Select, from the material below, each line with "loading" in it.

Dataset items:
########
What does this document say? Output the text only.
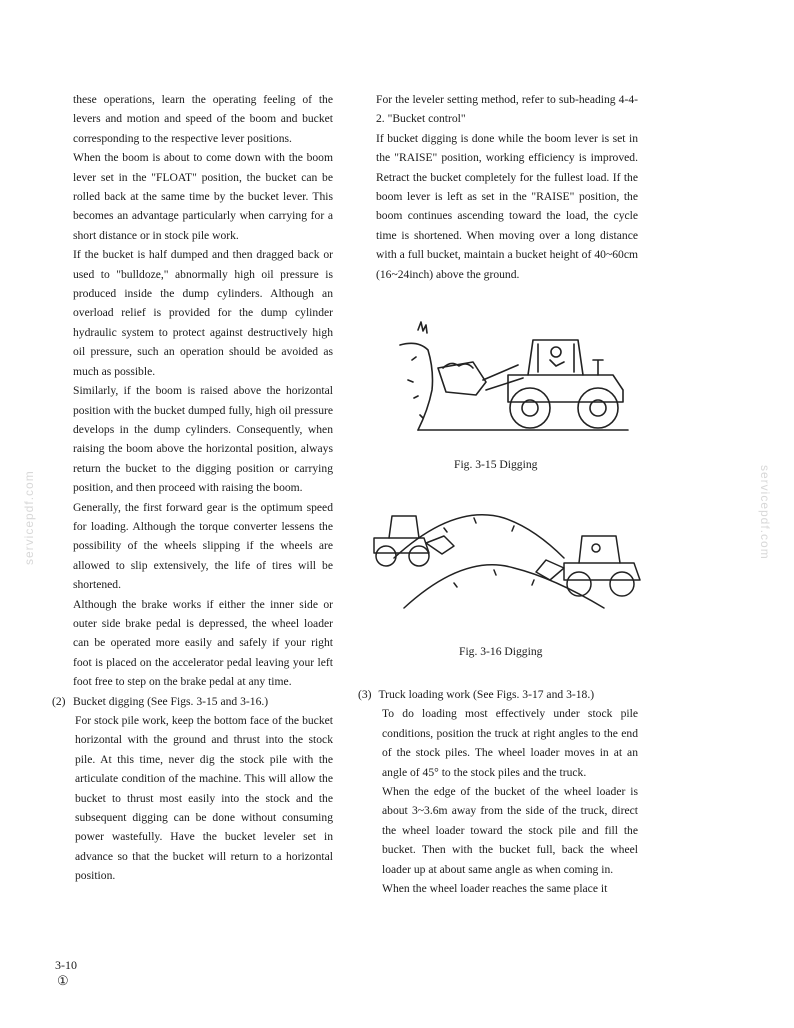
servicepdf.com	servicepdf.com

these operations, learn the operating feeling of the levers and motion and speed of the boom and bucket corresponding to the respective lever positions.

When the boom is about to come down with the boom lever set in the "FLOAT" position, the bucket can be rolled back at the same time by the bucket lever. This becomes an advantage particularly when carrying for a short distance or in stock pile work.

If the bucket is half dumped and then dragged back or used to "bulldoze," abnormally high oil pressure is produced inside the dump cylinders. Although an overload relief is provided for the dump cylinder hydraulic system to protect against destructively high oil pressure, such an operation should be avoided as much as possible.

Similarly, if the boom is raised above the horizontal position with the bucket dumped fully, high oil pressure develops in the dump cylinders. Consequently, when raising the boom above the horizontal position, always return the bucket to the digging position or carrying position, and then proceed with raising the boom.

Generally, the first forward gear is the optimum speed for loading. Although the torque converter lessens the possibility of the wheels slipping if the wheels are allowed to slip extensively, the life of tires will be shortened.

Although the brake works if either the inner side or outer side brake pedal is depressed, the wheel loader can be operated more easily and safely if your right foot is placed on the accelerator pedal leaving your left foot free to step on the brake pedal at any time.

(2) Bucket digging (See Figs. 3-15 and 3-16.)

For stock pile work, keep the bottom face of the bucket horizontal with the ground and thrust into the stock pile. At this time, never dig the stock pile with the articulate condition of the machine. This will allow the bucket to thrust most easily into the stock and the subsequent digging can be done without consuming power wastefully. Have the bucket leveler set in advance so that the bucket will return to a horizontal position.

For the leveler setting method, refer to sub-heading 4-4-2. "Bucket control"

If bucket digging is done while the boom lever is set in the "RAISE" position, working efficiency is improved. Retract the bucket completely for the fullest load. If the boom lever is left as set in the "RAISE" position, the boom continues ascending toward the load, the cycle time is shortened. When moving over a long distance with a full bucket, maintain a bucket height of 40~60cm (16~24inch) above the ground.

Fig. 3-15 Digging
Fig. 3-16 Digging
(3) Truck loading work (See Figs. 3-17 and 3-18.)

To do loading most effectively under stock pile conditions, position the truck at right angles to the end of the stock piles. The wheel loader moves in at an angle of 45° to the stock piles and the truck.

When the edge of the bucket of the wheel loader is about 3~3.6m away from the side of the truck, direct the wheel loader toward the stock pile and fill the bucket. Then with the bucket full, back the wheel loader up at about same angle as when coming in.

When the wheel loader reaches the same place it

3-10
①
########
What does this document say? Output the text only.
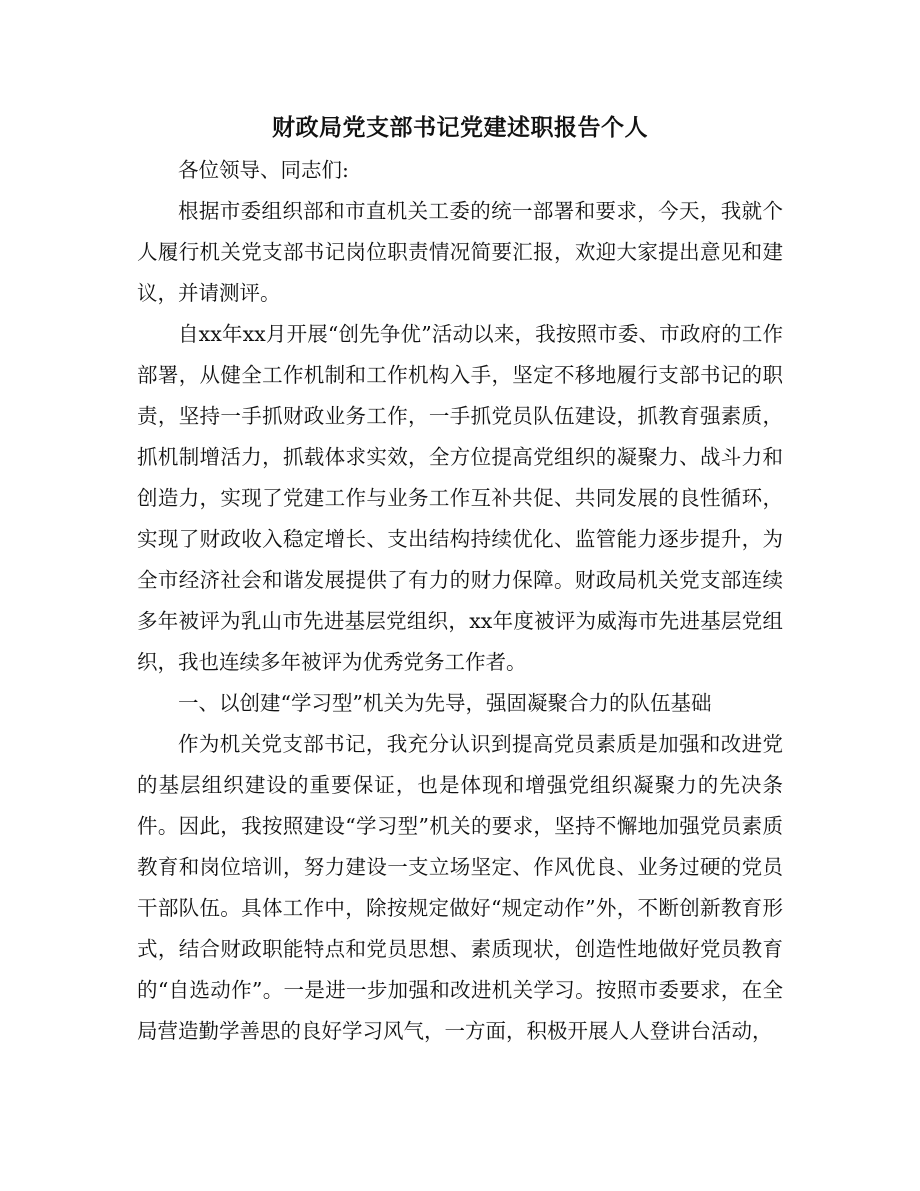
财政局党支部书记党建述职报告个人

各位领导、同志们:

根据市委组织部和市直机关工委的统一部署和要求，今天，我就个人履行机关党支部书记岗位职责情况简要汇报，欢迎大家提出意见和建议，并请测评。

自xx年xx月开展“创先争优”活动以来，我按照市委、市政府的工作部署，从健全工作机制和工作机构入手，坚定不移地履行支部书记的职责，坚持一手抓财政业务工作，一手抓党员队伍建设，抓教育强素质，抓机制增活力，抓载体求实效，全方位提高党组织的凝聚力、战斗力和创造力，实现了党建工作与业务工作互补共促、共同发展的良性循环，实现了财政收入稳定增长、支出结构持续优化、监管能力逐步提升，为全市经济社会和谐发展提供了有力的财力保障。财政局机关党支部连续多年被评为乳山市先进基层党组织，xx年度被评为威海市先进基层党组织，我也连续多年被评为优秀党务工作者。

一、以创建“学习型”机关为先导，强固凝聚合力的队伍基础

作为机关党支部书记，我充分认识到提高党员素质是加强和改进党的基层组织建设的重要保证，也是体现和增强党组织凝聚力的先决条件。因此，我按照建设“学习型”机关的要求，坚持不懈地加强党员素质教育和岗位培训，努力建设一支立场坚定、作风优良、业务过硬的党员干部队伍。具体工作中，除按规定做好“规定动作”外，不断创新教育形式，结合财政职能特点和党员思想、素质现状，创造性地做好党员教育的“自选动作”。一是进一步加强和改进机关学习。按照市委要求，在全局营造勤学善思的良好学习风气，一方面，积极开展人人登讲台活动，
########
*Solved exercise*:
Generally, the first forward gear is the optimum speed for loading. Although the torque converter lessens the possibility of the wheels slipping if the wheels are allowed to slip extensively, the life of tires will be shortened.
(3) Truck loading work (See Figs. 3-17 and 3-18.)
To do loading most effectively under stock pile conditions, position the truck at right angles to the end of the stock piles. The wheel loader moves in at an angle of 45° to the stock piles and the truck.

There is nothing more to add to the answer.